#### INFORMATION PROVIDED ####

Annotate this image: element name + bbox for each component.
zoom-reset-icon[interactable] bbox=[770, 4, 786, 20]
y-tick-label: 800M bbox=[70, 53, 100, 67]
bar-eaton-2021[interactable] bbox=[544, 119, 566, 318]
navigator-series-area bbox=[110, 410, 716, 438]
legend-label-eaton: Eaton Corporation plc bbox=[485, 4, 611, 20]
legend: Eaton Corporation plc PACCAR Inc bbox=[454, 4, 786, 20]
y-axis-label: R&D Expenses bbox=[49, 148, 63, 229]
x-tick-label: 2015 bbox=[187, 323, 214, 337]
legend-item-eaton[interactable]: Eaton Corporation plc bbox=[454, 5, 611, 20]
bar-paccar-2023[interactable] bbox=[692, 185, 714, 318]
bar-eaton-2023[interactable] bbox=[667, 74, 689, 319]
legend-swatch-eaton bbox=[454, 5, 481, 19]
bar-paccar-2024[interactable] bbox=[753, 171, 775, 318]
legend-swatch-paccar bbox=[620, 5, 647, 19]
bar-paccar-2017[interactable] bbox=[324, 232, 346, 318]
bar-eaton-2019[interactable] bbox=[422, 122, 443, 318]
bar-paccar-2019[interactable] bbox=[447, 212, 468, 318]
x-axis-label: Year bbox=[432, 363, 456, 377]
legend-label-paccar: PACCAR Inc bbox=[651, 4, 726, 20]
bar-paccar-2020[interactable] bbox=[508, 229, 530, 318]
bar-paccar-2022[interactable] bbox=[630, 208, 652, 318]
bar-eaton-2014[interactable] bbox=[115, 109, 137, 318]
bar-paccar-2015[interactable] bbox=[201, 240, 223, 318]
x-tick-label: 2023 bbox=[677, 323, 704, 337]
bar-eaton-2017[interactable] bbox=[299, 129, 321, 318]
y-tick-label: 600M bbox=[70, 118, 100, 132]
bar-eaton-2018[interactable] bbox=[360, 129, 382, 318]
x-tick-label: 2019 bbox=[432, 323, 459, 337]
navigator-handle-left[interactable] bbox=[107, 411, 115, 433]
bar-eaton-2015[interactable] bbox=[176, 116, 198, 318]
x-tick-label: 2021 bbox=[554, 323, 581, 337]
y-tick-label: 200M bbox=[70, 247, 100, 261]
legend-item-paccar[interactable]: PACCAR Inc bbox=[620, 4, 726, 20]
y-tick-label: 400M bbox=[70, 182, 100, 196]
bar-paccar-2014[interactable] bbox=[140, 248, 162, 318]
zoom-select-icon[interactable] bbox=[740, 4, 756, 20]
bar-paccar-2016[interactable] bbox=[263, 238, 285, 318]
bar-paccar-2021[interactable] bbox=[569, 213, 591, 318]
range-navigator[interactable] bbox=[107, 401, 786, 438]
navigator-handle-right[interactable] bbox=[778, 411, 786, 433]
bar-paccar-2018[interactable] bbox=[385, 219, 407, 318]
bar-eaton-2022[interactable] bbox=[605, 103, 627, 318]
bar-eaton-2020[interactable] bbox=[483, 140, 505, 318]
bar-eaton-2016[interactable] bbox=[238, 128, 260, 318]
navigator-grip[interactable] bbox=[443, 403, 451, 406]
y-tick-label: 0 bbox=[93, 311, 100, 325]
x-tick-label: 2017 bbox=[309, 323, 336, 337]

####

Locate every line in the rows above that contains the string "zoom" and copy each such line.

**THE REPLY**
zoom-reset-icon[interactable] bbox=[770, 4, 786, 20]
zoom-select-icon[interactable] bbox=[740, 4, 756, 20]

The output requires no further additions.